[Figure content listings]
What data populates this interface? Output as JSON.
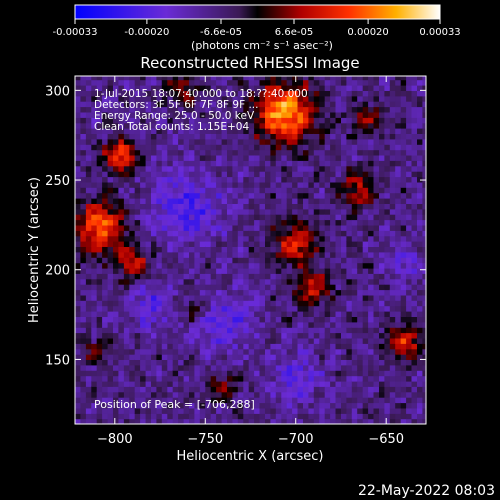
{
  "colorbar": {
    "tick_labels": [
      "-0.00033",
      "-0.00020",
      "-6.6e-05",
      "6.6e-05",
      "0.00020",
      "0.00033"
    ],
    "tick_values": [
      -0.00033,
      -0.0002,
      -6.6e-05,
      6.6e-05,
      0.0002,
      0.00033
    ],
    "range": [
      -0.00033,
      0.00033
    ],
    "unit_label": "(photons cm⁻² s⁻¹ asec⁻²)"
  },
  "chart_data": {
    "type": "heatmap",
    "title": "Reconstructed RHESSI Image",
    "xlabel": "Heliocentric X (arcsec)",
    "ylabel": "Heliocentric Y (arcsec)",
    "xlim": [
      -822,
      -628
    ],
    "ylim": [
      114,
      308
    ],
    "x_ticks": [
      -800,
      -750,
      -700,
      -650
    ],
    "x_tick_labels": [
      "−800",
      "−750",
      "−700",
      "−650"
    ],
    "y_ticks": [
      150,
      200,
      250,
      300
    ],
    "y_tick_labels": [
      "150",
      "200",
      "250",
      "300"
    ],
    "annotations": [
      "1-Jul-2015 18:07:40.000 to 18:??:40.000",
      "Detectors: 3F 5F 6F 7F 8F 9F ...",
      "Energy Range: 25.0 - 50.0 keV",
      "Clean     Total counts: 1.15E+04"
    ],
    "peak_label": "Position of Peak = [-706,288]",
    "peak_position": [
      -706,
      288
    ],
    "sources": [
      {
        "x": -706,
        "y": 288,
        "r": 16,
        "v": 0.00033
      },
      {
        "x": -797,
        "y": 264,
        "r": 9,
        "v": 0.00025
      },
      {
        "x": -808,
        "y": 224,
        "r": 14,
        "v": 0.00026
      },
      {
        "x": -790,
        "y": 205,
        "r": 9,
        "v": 0.00018
      },
      {
        "x": -700,
        "y": 215,
        "r": 12,
        "v": 0.0002
      },
      {
        "x": -690,
        "y": 190,
        "r": 10,
        "v": 0.00018
      },
      {
        "x": -665,
        "y": 245,
        "r": 10,
        "v": 0.00016
      },
      {
        "x": -640,
        "y": 160,
        "r": 10,
        "v": 0.0002
      },
      {
        "x": -660,
        "y": 285,
        "r": 8,
        "v": 0.00013
      },
      {
        "x": -740,
        "y": 135,
        "r": 8,
        "v": 0.00012
      },
      {
        "x": -755,
        "y": 178,
        "r": 7,
        "v": 0.0001
      },
      {
        "x": -762,
        "y": 300,
        "r": 9,
        "v": 0.00014
      },
      {
        "x": -812,
        "y": 155,
        "r": 7,
        "v": 9e-05
      }
    ],
    "negatives": [
      {
        "x": -760,
        "y": 235,
        "r": 20,
        "v": -0.00014
      },
      {
        "x": -740,
        "y": 170,
        "r": 16,
        "v": -0.00012
      },
      {
        "x": -700,
        "y": 140,
        "r": 14,
        "v": -0.00011
      },
      {
        "x": -640,
        "y": 205,
        "r": 10,
        "v": -0.0001
      },
      {
        "x": -780,
        "y": 180,
        "r": 12,
        "v": -0.00012
      }
    ]
  },
  "footer": {
    "date": "22-May-2022 08:03"
  }
}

> **What needs to be done**:
Give an exact copy of the material, leaving out every picture.

> **Written response**:
What data populates this interface? Output as JSON.
{
  "colorbar": {
    "tick_labels": [
      "-0.00033",
      "-0.00020",
      "-6.6e-05",
      "6.6e-05",
      "0.00020",
      "0.00033"
    ],
    "tick_values": [
      -0.00033,
      -0.0002,
      -6.6e-05,
      6.6e-05,
      0.0002,
      0.00033
    ],
    "range": [
      -0.00033,
      0.00033
    ],
    "unit_label": "(photons cm⁻² s⁻¹ asec⁻²)"
  },
  "chart_data": {
    "type": "heatmap",
    "title": "Reconstructed RHESSI Image",
    "xlabel": "Heliocentric X (arcsec)",
    "ylabel": "Heliocentric Y (arcsec)",
    "xlim": [
      -822,
      -628
    ],
    "ylim": [
      114,
      308
    ],
    "x_ticks": [
      -800,
      -750,
      -700,
      -650
    ],
    "x_tick_labels": [
      "−800",
      "−750",
      "−700",
      "−650"
    ],
    "y_ticks": [
      150,
      200,
      250,
      300
    ],
    "y_tick_labels": [
      "150",
      "200",
      "250",
      "300"
    ],
    "annotations": [
      "1-Jul-2015 18:07:40.000 to 18:??:40.000",
      "Detectors: 3F 5F 6F 7F 8F 9F ...",
      "Energy Range: 25.0 - 50.0 keV",
      "Clean     Total counts: 1.15E+04"
    ],
    "peak_label": "Position of Peak = [-706,288]",
    "peak_position": [
      -706,
      288
    ],
    "sources": [
      {
        "x": -706,
        "y": 288,
        "r": 16,
        "v": 0.00033
      },
      {
        "x": -797,
        "y": 264,
        "r": 9,
        "v": 0.00025
      },
      {
        "x": -808,
        "y": 224,
        "r": 14,
        "v": 0.00026
      },
      {
        "x": -790,
        "y": 205,
        "r": 9,
        "v": 0.00018
      },
      {
        "x": -700,
        "y": 215,
        "r": 12,
        "v": 0.0002
      },
      {
        "x": -690,
        "y": 190,
        "r": 10,
        "v": 0.00018
      },
      {
        "x": -665,
        "y": 245,
        "r": 10,
        "v": 0.00016
      },
      {
        "x": -640,
        "y": 160,
        "r": 10,
        "v": 0.0002
      },
      {
        "x": -660,
        "y": 285,
        "r": 8,
        "v": 0.00013
      },
      {
        "x": -740,
        "y": 135,
        "r": 8,
        "v": 0.00012
      },
      {
        "x": -755,
        "y": 178,
        "r": 7,
        "v": 0.0001
      },
      {
        "x": -762,
        "y": 300,
        "r": 9,
        "v": 0.00014
      },
      {
        "x": -812,
        "y": 155,
        "r": 7,
        "v": 9e-05
      }
    ],
    "negatives": [
      {
        "x": -760,
        "y": 235,
        "r": 20,
        "v": -0.00014
      },
      {
        "x": -740,
        "y": 170,
        "r": 16,
        "v": -0.00012
      },
      {
        "x": -700,
        "y": 140,
        "r": 14,
        "v": -0.00011
      },
      {
        "x": -640,
        "y": 205,
        "r": 10,
        "v": -0.0001
      },
      {
        "x": -780,
        "y": 180,
        "r": 12,
        "v": -0.00012
      }
    ]
  },
  "footer": {
    "date": "22-May-2022 08:03"
  }
}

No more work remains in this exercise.